◆ WHAT THE TASK REQUIRES
Nothing should be left out: output all of the entries exactly.

* begin *

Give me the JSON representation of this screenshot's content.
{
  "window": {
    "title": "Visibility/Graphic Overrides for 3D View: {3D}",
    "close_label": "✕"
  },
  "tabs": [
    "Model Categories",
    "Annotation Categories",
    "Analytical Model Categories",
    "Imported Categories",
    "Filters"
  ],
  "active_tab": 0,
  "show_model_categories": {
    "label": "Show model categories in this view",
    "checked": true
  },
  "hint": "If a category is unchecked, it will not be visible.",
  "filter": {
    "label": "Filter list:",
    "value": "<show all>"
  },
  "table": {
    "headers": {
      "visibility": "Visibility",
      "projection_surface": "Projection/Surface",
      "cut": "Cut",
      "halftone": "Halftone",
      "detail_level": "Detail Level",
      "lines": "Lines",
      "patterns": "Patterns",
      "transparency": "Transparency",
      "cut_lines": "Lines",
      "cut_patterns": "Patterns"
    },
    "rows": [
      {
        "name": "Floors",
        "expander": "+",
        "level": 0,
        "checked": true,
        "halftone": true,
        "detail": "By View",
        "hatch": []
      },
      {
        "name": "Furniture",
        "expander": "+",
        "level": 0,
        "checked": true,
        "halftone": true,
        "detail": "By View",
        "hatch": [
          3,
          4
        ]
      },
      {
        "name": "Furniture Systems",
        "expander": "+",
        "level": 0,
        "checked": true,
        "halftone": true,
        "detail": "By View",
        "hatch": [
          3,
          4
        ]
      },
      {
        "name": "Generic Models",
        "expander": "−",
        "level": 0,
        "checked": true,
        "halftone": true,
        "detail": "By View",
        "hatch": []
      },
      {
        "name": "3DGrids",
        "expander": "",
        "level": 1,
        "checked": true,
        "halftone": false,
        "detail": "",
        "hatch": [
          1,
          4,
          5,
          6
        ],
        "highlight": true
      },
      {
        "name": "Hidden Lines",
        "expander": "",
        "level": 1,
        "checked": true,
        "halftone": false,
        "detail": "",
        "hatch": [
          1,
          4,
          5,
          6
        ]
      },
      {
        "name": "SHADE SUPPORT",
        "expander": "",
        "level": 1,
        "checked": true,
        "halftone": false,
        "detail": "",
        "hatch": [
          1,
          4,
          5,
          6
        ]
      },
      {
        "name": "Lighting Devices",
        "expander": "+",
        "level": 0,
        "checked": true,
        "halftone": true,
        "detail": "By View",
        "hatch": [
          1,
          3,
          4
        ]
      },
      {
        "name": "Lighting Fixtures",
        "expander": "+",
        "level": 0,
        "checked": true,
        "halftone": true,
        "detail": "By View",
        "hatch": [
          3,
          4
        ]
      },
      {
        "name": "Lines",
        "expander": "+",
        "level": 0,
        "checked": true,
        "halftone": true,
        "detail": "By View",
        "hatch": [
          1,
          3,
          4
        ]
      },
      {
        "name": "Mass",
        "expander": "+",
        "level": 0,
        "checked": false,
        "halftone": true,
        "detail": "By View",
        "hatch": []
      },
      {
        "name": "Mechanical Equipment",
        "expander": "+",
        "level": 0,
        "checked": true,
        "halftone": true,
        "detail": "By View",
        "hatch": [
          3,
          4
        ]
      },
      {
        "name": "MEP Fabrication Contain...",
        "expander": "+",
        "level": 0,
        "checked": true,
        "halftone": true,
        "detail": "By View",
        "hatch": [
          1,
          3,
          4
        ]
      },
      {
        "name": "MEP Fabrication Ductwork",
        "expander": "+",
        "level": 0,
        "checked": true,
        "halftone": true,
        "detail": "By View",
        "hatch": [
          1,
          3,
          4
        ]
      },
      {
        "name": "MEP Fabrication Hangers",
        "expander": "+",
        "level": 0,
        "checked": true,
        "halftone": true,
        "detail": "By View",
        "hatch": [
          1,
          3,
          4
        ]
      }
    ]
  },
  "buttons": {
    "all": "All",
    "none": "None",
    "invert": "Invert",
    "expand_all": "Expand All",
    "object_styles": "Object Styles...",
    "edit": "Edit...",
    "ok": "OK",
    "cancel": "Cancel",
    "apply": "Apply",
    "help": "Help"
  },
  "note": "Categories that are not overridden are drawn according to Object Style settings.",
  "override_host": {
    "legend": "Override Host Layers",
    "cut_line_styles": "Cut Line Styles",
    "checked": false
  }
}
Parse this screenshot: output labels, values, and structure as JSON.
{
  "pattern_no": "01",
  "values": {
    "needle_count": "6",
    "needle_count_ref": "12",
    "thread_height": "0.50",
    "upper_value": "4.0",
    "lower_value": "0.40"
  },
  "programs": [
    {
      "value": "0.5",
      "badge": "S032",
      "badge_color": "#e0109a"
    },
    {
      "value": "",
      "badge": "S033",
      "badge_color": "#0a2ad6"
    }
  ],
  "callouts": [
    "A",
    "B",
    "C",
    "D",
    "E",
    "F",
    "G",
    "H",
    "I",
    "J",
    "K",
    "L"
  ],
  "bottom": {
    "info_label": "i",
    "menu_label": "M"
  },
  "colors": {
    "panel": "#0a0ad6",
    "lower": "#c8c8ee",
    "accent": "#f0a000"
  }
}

* end *

◆ RESPONSE TO THE EXERCISE
Give me the JSON representation of this screenshot's content.
{
  "window": {
    "title": "Visibility/Graphic Overrides for 3D View: {3D}",
    "close_label": "✕"
  },
  "tabs": [
    "Model Categories",
    "Annotation Categories",
    "Analytical Model Categories",
    "Imported Categories",
    "Filters"
  ],
  "active_tab": 0,
  "show_model_categories": {
    "label": "Show model categories in this view",
    "checked": true
  },
  "hint": "If a category is unchecked, it will not be visible.",
  "filter": {
    "label": "Filter list:",
    "value": "<show all>"
  },
  "table": {
    "headers": {
      "visibility": "Visibility",
      "projection_surface": "Projection/Surface",
      "cut": "Cut",
      "halftone": "Halftone",
      "detail_level": "Detail Level",
      "lines": "Lines",
      "patterns": "Patterns",
      "transparency": "Transparency",
      "cut_lines": "Lines",
      "cut_patterns": "Patterns"
    },
    "rows": [
      {
        "name": "Floors",
        "expander": "+",
        "level": 0,
        "checked": true,
        "halftone": true,
        "detail": "By View",
        "hatch": []
      },
      {
        "name": "Furniture",
        "expander": "+",
        "level": 0,
        "checked": true,
        "halftone": true,
        "detail": "By View",
        "hatch": [
          3,
          4
        ]
      },
      {
        "name": "Furniture Systems",
        "expander": "+",
        "level": 0,
        "checked": true,
        "halftone": true,
        "detail": "By View",
        "hatch": [
          3,
          4
        ]
      },
      {
        "name": "Generic Models",
        "expander": "−",
        "level": 0,
        "checked": true,
        "halftone": true,
        "detail": "By View",
        "hatch": []
      },
      {
        "name": "3DGrids",
        "expander": "",
        "level": 1,
        "checked": true,
        "halftone": false,
        "detail": "",
        "hatch": [
          1,
          4,
          5,
          6
        ],
        "highlight": true
      },
      {
        "name": "Hidden Lines",
        "expander": "",
        "level": 1,
        "checked": true,
        "halftone": false,
        "detail": "",
        "hatch": [
          1,
          4,
          5,
          6
        ]
      },
      {
        "name": "SHADE SUPPORT",
        "expander": "",
        "level": 1,
        "checked": true,
        "halftone": false,
        "detail": "",
        "hatch": [
          1,
          4,
          5,
          6
        ]
      },
      {
        "name": "Lighting Devices",
        "expander": "+",
        "level": 0,
        "checked": true,
        "halftone": true,
        "detail": "By View",
        "hatch": [
          1,
          3,
          4
        ]
      },
      {
        "name": "Lighting Fixtures",
        "expander": "+",
        "level": 0,
        "checked": true,
        "halftone": true,
        "detail": "By View",
        "hatch": [
          3,
          4
        ]
      },
      {
        "name": "Lines",
        "expander": "+",
        "level": 0,
        "checked": true,
        "halftone": true,
        "detail": "By View",
        "hatch": [
          1,
          3,
          4
        ]
      },
      {
        "name": "Mass",
        "expander": "+",
        "level": 0,
        "checked": false,
        "halftone": true,
        "detail": "By View",
        "hatch": []
      },
      {
        "name": "Mechanical Equipment",
        "expander": "+",
        "level": 0,
        "checked": true,
        "halftone": true,
        "detail": "By View",
        "hatch": [
          3,
          4
        ]
      },
      {
        "name": "MEP Fabrication Contain...",
        "expander": "+",
        "level": 0,
        "checked": true,
        "halftone": true,
        "detail": "By View",
        "hatch": [
          1,
          3,
          4
        ]
      },
      {
        "name": "MEP Fabrication Ductwork",
        "expander": "+",
        "level": 0,
        "checked": true,
        "halftone": true,
        "detail": "By View",
        "hatch": [
          1,
          3,
          4
        ]
      },
      {
        "name": "MEP Fabrication Hangers",
        "expander": "+",
        "level": 0,
        "checked": true,
        "halftone": true,
        "detail": "By View",
        "hatch": [
          1,
          3,
          4
        ]
      }
    ]
  },
  "buttons": {
    "all": "All",
    "none": "None",
    "invert": "Invert",
    "expand_all": "Expand All",
    "object_styles": "Object Styles...",
    "edit": "Edit...",
    "ok": "OK",
    "cancel": "Cancel",
    "apply": "Apply",
    "help": "Help"
  },
  "note": "Categories that are not overridden are drawn according to Object Style settings.",
  "override_host": {
    "legend": "Override Host Layers",
    "cut_line_styles": "Cut Line Styles",
    "checked": false
  }
}
Parse this screenshot: output labels, values, and structure as JSON.
{
  "pattern_no": "01",
  "values": {
    "needle_count": "6",
    "needle_count_ref": "12",
    "thread_height": "0.50",
    "upper_value": "4.0",
    "lower_value": "0.40"
  },
  "programs": [
    {
      "value": "0.5",
      "badge": "S032",
      "badge_color": "#e0109a"
    },
    {
      "value": "",
      "badge": "S033",
      "badge_color": "#0a2ad6"
    }
  ],
  "callouts": [
    "A",
    "B",
    "C",
    "D",
    "E",
    "F",
    "G",
    "H",
    "I",
    "J",
    "K",
    "L"
  ],
  "bottom": {
    "info_label": "i",
    "menu_label": "M"
  },
  "colors": {
    "panel": "#0a0ad6",
    "lower": "#c8c8ee",
    "accent": "#f0a000"
  }
}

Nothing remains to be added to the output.